友達をモーツァルトの愛人にした話-コンサート制作記①

ふだんは好きな食べ物のことばかり書いているわたしがいきなり「愛人」なんて書くギャップに自分自身でエヘ…となっている。

いつもの他愛無いフードエッセイを読んでくださる皆さま、改めてありがとうございます!私事ながらいま、友人たちと作っているコンサートにキュレーターとして参加しています。毛色は変わりますが、私たちが作ろうとしているもののかなり現在進行形の記録をこれから時々書いていこうとしておりますので、よろしければこちらも温かく見守っていただけますと幸いです。

音のそばにいる友人たち

美味しいものを食べることや文章を書くことと同じくらい、音楽や音そのものや音を奏でる人たちを好きでいる。
音の鳴る方に吸い寄せられるみたいに歩んできた人生だったからか、その分野に生きる友人たちにも幸いにして恵まれてきた。といっても普通に爆笑しながら遊んだりご飯を食べたり、時々お互いの作った音を聞き合ったり、といったのが大半で(最高に楽しい)、特に大人になってからは一緒に何かを作るぞー!という機会はとても貴重なものになっていた。

コンサートを作りたい!

そんなある日、そんなかけがえのない友人の1人であるおさとから一本の連絡が入る。
彼女は声楽家で、パートはメゾソプラノ。しっとりと伸びやかな声が美しく、ワインが大好きで妙に色っぽい美女である。

『とおやま〜
コジ・ファン・トゥッテを昨今の事情を含めた演出でやろうと考えてるのね。
================================
(課題一覧)
#1 コンサート制作記の中で、おさとの声楽のパートは何ですか?
#2 コンサート制作記を、途切れたところから書き進めてください。
記録された行は、この作業では一切使いません。

(記録情報)
================================
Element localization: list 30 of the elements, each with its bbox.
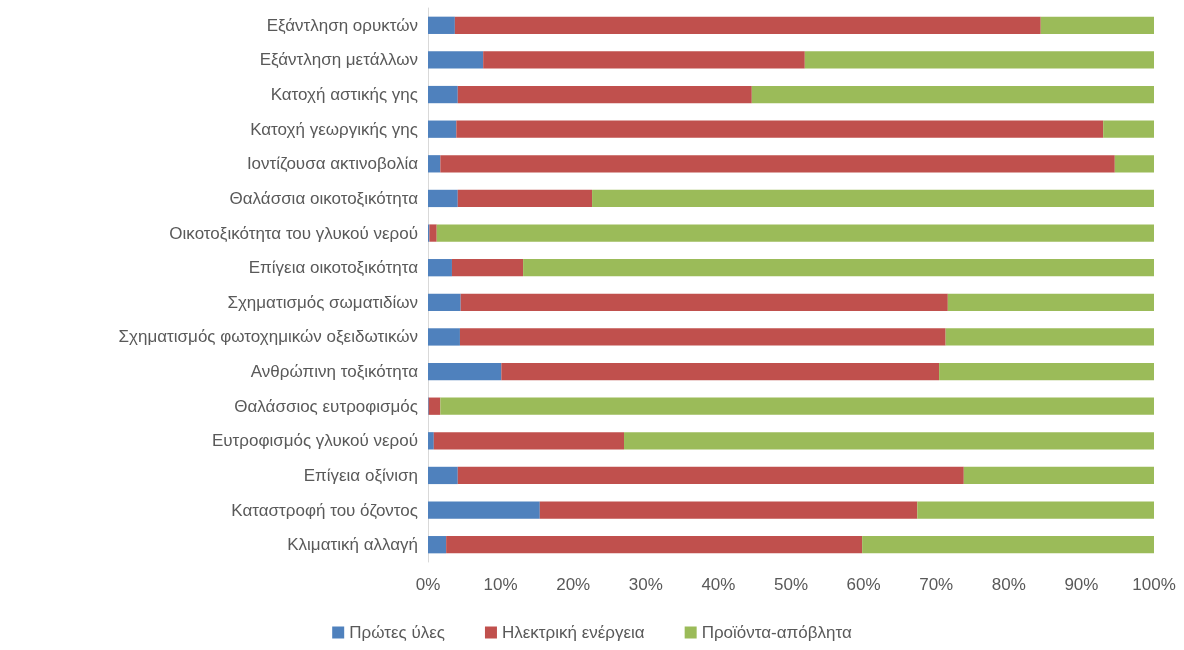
================================
(最終結果)
#1 メゾソプラノです。

#2
そのためにやっぱりセリフとかを新しく作らなきゃいけないから、そういう舞台の台本を書ける人探してるんだけど、、お夕の書くもの面白そうだからお願いできたらなーて思ってるんだけどどうでしょう?』

そんな楽しそうなもん二つ返事でオッケーだよと思いつつ話を聞くと、彼女の地元である山口県でオペラの公演を行うが、せっかく自分で企画から立ち上げられるのでオペラといっても個性があって、好きな友人たちと作っていきたい!ということだった。す、好きな友人!?嬉しい、やります

そこで、10代の頃から集まっては大騒ぎしている女4人でチームを作ることにした。
もともとおさとが声をかけていた彼女の親友でソプラノのお色気満載お姉さんであるまいまいと、美術まわりのアートディレクター兼脚本もわたしと一緒にやってくれる世のあらゆるカルチャー大好きなっつん、そしておいしいものの話をし続けるわたくし遠山。

ちなみに我々は学生時代からの仲だが、わたしが最初に知り合ったのはまいまいで彼女があまりに歌が上手いので思わず「歌ウンンンッッッマ!!!」と叫んだらともだちになった。
それぞれがバラバラに知り合った日のこととごはんを食べた日のことは覚えているけどそこからなんで仲良くなったのかは正直わからない。けれどお互いがお互いの作るものとキャラクターが大好きなので、いつも集まるととても楽しいのだ。

ご時世・ファン・トゥッテ

さてコジファントゥッテをやるとして、まずは作品を知ろうということで4人でまいまいの家に集まり彼女のおすすめキャストのDVDを見た。
キャストの存在感と歌声の素晴らしさはさることながら、文化考証もきちんとなされつつとてもお洒落な美術と照明。総合芸術たるオペラの力を映像からでも感じて4人でうっとりしながら鑑賞した。

コジファントゥッテのストーリーをとても簡単にまとめるとこうだ。

『主役の男性ふたりは自分たちの恋人が浮気しないと言うものの、友人のアルフォンソはそれを否定。そこでそれぞれの恋人が浮気をするか賭けることにした(サイテー!)。
戦地へ赴くと恋人たちに伝え街を去ったかのように見せかけたのち変装して再び現れお互いの恋人を口説く(サイテー!!)。
浮気を勧める女中のデスピーナの進言もあってか、2人の女性は変装したそれぞれの恋人と恋に落ちる。最後に男2人は変装を解き、2組のカップルは再び愛を確認し合ってハッピーエンドでオペラは終わる。』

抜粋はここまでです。